**What the task requires:** Wherever the word "name" appears in a line, copy that line.

[Stored data]
[START]

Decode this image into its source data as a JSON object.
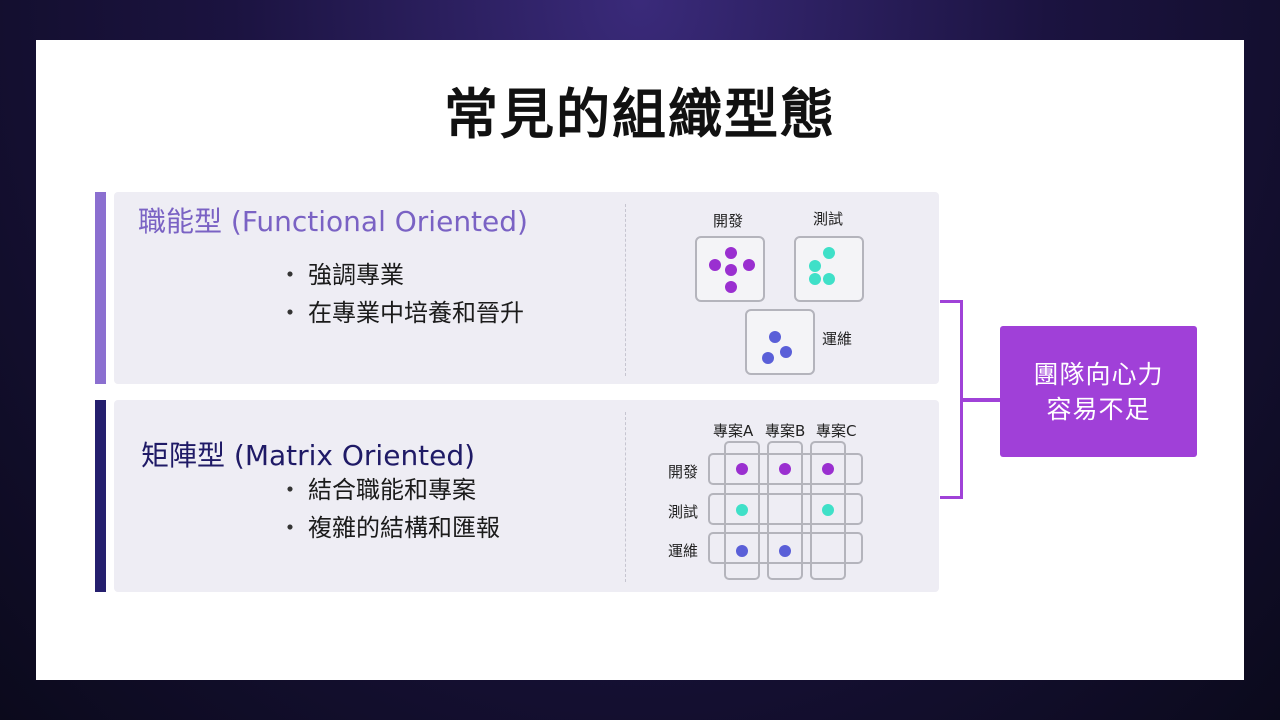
{
  "slide": {
    "title": "常見的組織型態"
  },
  "functional": {
    "heading": "職能型 (Functional Oriented)",
    "bullets": [
      "強調專業",
      "在專業中培養和晉升"
    ],
    "diagram": {
      "labels": {
        "dev": "開發",
        "test": "測試",
        "ops": "運維"
      }
    }
  },
  "matrix": {
    "heading": "矩陣型 (Matrix Oriented)",
    "bullets": [
      "結合職能和專案",
      "複雜的結構和匯報"
    ],
    "diagram": {
      "columns": [
        "專案A",
        "專案B",
        "專案C"
      ],
      "rows": [
        "開發",
        "測試",
        "運維"
      ]
    }
  },
  "callout": {
    "line1": "團隊向心力",
    "line2": "容易不足"
  },
  "colors": {
    "functional_accent": "#8b6fd0",
    "matrix_accent": "#251f6e",
    "dev_dot": "#9a2fd0",
    "test_dot": "#3fe0c8",
    "ops_dot": "#5a5fd8",
    "callout_bg": "#a040d8"
  }
}
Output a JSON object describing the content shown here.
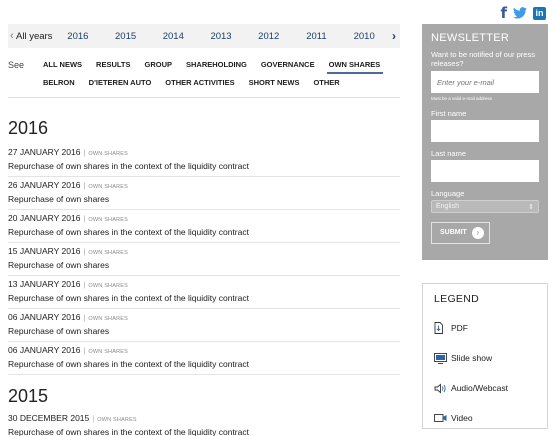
{
  "social": {
    "facebook": "f",
    "twitter": "twitter-icon",
    "linkedin": "in"
  },
  "years": {
    "prev_icon": "‹",
    "items": [
      "All years",
      "2016",
      "2015",
      "2014",
      "2013",
      "2012",
      "2011",
      "2010"
    ],
    "next_icon": "›"
  },
  "filter": {
    "see_label": "See",
    "categories": [
      "All news",
      "Results",
      "Group",
      "Shareholding",
      "Governance",
      "Own shares",
      "Belron",
      "D'Ieteren Auto",
      "Other activities",
      "Short news",
      "Other"
    ],
    "active": "Own shares"
  },
  "news": {
    "group_2016": {
      "year": "2016",
      "items": [
        {
          "date": "27 January 2016",
          "tag": "Own shares",
          "title": "Repurchase of own shares in the context of the liquidity contract"
        },
        {
          "date": "26 January 2016",
          "tag": "Own shares",
          "title": "Repurchase of own shares"
        },
        {
          "date": "20 January 2016",
          "tag": "Own shares",
          "title": "Repurchase of own shares in the context of the liquidity contract"
        },
        {
          "date": "15 January 2016",
          "tag": "Own shares",
          "title": "Repurchase of own shares"
        },
        {
          "date": "13 January 2016",
          "tag": "Own shares",
          "title": "Repurchase of own shares in the context of the liquidity contract"
        },
        {
          "date": "06 January 2016",
          "tag": "Own shares",
          "title": "Repurchase of own shares"
        },
        {
          "date": "06 January 2016",
          "tag": "Own shares",
          "title": "Repurchase of own shares in the context of the liquidity contract"
        }
      ]
    },
    "group_2015": {
      "year": "2015",
      "items": [
        {
          "date": "30 December 2015",
          "tag": "Own shares",
          "title": "Repurchase of own shares in the context of the liquidity contract"
        }
      ]
    }
  },
  "newsletter": {
    "title": "NEWSLETTER",
    "description": "Want to be notified of our press releases?",
    "email_placeholder": "Enter your e-mail",
    "email_hint": "Must be a valid e-mail address",
    "first_name_label": "First name",
    "last_name_label": "Last name",
    "language_label": "Language",
    "language_value": "English",
    "submit_label": "SUBMIT"
  },
  "legend": {
    "title": "LEGEND",
    "items": [
      {
        "label": "PDF",
        "icon": "pdf-icon"
      },
      {
        "label": "Slide show",
        "icon": "slideshow-icon"
      },
      {
        "label": "Audio/Webcast",
        "icon": "audio-icon"
      },
      {
        "label": "Video",
        "icon": "video-icon"
      }
    ]
  }
}
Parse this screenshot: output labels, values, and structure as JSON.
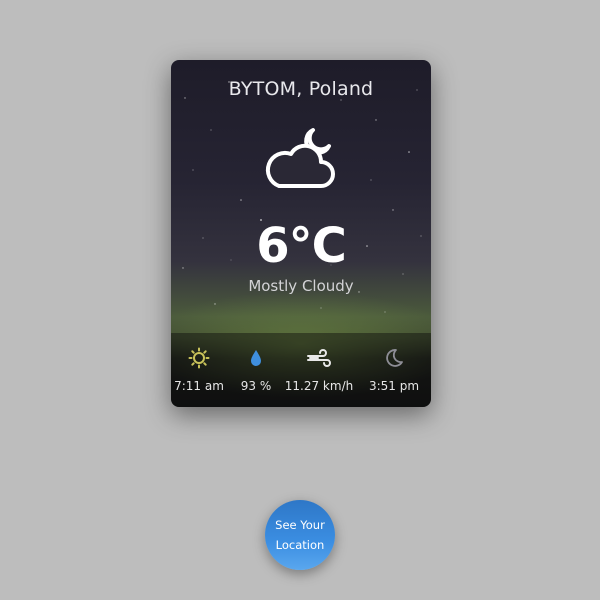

[END]

**Finished exercise:**
    "first_name_label": "First name",
    "last_name_label": "Last name",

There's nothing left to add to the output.